[DIRECTIONS FOR THIS TASK] Output all of the entries below precisely as written.

-- START INFORMATION SUPPLIED --

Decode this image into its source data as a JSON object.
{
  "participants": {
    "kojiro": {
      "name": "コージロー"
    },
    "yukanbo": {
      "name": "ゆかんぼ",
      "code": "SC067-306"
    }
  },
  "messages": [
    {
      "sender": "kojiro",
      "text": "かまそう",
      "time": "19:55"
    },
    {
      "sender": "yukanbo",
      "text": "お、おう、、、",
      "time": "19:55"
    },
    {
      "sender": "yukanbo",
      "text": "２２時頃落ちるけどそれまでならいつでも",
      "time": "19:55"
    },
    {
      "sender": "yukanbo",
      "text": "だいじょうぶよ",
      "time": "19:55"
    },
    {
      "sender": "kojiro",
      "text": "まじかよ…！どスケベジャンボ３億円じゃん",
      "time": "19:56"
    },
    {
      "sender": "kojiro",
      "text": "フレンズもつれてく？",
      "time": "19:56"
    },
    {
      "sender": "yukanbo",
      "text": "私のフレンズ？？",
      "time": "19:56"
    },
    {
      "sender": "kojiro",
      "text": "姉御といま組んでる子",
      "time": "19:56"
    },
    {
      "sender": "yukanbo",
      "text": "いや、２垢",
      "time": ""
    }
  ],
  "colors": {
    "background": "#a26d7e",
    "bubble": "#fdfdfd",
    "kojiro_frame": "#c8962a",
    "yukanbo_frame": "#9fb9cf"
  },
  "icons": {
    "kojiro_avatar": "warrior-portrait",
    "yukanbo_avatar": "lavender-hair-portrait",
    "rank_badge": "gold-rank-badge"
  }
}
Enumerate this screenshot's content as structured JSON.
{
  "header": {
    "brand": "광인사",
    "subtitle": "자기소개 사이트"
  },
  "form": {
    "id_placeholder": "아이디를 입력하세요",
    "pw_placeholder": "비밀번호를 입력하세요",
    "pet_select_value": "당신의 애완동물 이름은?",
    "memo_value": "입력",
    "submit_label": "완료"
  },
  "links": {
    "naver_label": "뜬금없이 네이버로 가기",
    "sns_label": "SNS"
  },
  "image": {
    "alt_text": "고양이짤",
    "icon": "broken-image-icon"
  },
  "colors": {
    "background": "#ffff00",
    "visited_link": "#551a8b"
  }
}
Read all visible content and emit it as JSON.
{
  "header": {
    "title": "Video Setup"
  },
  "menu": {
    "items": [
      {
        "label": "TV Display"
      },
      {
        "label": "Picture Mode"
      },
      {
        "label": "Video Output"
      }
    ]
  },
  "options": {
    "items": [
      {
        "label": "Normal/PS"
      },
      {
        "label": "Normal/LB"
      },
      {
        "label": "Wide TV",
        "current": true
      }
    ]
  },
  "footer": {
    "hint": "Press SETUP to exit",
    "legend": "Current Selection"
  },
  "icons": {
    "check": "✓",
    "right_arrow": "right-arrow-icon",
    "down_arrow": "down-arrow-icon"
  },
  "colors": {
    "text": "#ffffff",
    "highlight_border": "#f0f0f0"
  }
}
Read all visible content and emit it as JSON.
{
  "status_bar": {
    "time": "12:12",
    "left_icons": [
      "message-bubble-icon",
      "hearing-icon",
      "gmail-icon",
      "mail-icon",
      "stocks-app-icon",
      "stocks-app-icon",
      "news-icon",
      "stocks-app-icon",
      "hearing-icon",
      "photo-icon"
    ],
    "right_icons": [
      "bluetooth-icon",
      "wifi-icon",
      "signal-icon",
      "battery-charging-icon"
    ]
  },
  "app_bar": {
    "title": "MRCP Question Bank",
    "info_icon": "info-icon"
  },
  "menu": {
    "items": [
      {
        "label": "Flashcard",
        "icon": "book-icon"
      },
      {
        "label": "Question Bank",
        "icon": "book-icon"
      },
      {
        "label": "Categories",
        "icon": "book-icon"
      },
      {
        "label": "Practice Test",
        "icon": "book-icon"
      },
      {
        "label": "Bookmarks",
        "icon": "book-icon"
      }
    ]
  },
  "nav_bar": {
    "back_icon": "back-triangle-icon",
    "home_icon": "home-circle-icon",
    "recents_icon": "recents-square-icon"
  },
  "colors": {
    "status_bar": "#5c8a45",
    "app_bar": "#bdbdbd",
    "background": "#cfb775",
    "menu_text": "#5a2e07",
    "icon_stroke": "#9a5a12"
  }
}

-- END INFORMATION SUPPLIED --

[EXERCISE RESPONSE]
Decode this image into its source data as a JSON object.
{
  "participants": {
    "kojiro": {
      "name": "コージロー"
    },
    "yukanbo": {
      "name": "ゆかんぼ",
      "code": "SC067-306"
    }
  },
  "messages": [
    {
      "sender": "kojiro",
      "text": "かまそう",
      "time": "19:55"
    },
    {
      "sender": "yukanbo",
      "text": "お、おう、、、",
      "time": "19:55"
    },
    {
      "sender": "yukanbo",
      "text": "２２時頃落ちるけどそれまでならいつでも",
      "time": "19:55"
    },
    {
      "sender": "yukanbo",
      "text": "だいじょうぶよ",
      "time": "19:55"
    },
    {
      "sender": "kojiro",
      "text": "まじかよ…！どスケベジャンボ３億円じゃん",
      "time": "19:56"
    },
    {
      "sender": "kojiro",
      "text": "フレンズもつれてく？",
      "time": "19:56"
    },
    {
      "sender": "yukanbo",
      "text": "私のフレンズ？？",
      "time": "19:56"
    },
    {
      "sender": "kojiro",
      "text": "姉御といま組んでる子",
      "time": "19:56"
    },
    {
      "sender": "yukanbo",
      "text": "いや、２垢",
      "time": ""
    }
  ],
  "colors": {
    "background": "#a26d7e",
    "bubble": "#fdfdfd",
    "kojiro_frame": "#c8962a",
    "yukanbo_frame": "#9fb9cf"
  },
  "icons": {
    "kojiro_avatar": "warrior-portrait",
    "yukanbo_avatar": "lavender-hair-portrait",
    "rank_badge": "gold-rank-badge"
  }
}
Enumerate this screenshot's content as structured JSON.
{
  "header": {
    "brand": "광인사",
    "subtitle": "자기소개 사이트"
  },
  "form": {
    "id_placeholder": "아이디를 입력하세요",
    "pw_placeholder": "비밀번호를 입력하세요",
    "pet_select_value": "당신의 애완동물 이름은?",
    "memo_value": "입력",
    "submit_label": "완료"
  },
  "links": {
    "naver_label": "뜬금없이 네이버로 가기",
    "sns_label": "SNS"
  },
  "image": {
    "alt_text": "고양이짤",
    "icon": "broken-image-icon"
  },
  "colors": {
    "background": "#ffff00",
    "visited_link": "#551a8b"
  }
}
Read all visible content and emit it as JSON.
{
  "header": {
    "title": "Video Setup"
  },
  "menu": {
    "items": [
      {
        "label": "TV Display"
      },
      {
        "label": "Picture Mode"
      },
      {
        "label": "Video Output"
      }
    ]
  },
  "options": {
    "items": [
      {
        "label": "Normal/PS"
      },
      {
        "label": "Normal/LB"
      },
      {
        "label": "Wide TV",
        "current": true
      }
    ]
  },
  "footer": {
    "hint": "Press SETUP to exit",
    "legend": "Current Selection"
  },
  "icons": {
    "check": "✓",
    "right_arrow": "right-arrow-icon",
    "down_arrow": "down-arrow-icon"
  },
  "colors": {
    "text": "#ffffff",
    "highlight_border": "#f0f0f0"
  }
}
Read all visible content and emit it as JSON.
{
  "status_bar": {
    "time": "12:12",
    "left_icons": [
      "message-bubble-icon",
      "hearing-icon",
      "gmail-icon",
      "mail-icon",
      "stocks-app-icon",
      "stocks-app-icon",
      "news-icon",
      "stocks-app-icon",
      "hearing-icon",
      "photo-icon"
    ],
    "right_icons": [
      "bluetooth-icon",
      "wifi-icon",
      "signal-icon",
      "battery-charging-icon"
    ]
  },
  "app_bar": {
    "title": "MRCP Question Bank",
    "info_icon": "info-icon"
  },
  "menu": {
    "items": [
      {
        "label": "Flashcard",
        "icon": "book-icon"
      },
      {
        "label": "Question Bank",
        "icon": "book-icon"
      },
      {
        "label": "Categories",
        "icon": "book-icon"
      },
      {
        "label": "Practice Test",
        "icon": "book-icon"
      },
      {
        "label": "Bookmarks",
        "icon": "book-icon"
      }
    ]
  },
  "nav_bar": {
    "back_icon": "back-triangle-icon",
    "home_icon": "home-circle-icon",
    "recents_icon": "recents-square-icon"
  },
  "colors": {
    "status_bar": "#5c8a45",
    "app_bar": "#bdbdbd",
    "background": "#cfb775",
    "menu_text": "#5a2e07",
    "icon_stroke": "#9a5a12"
  }
}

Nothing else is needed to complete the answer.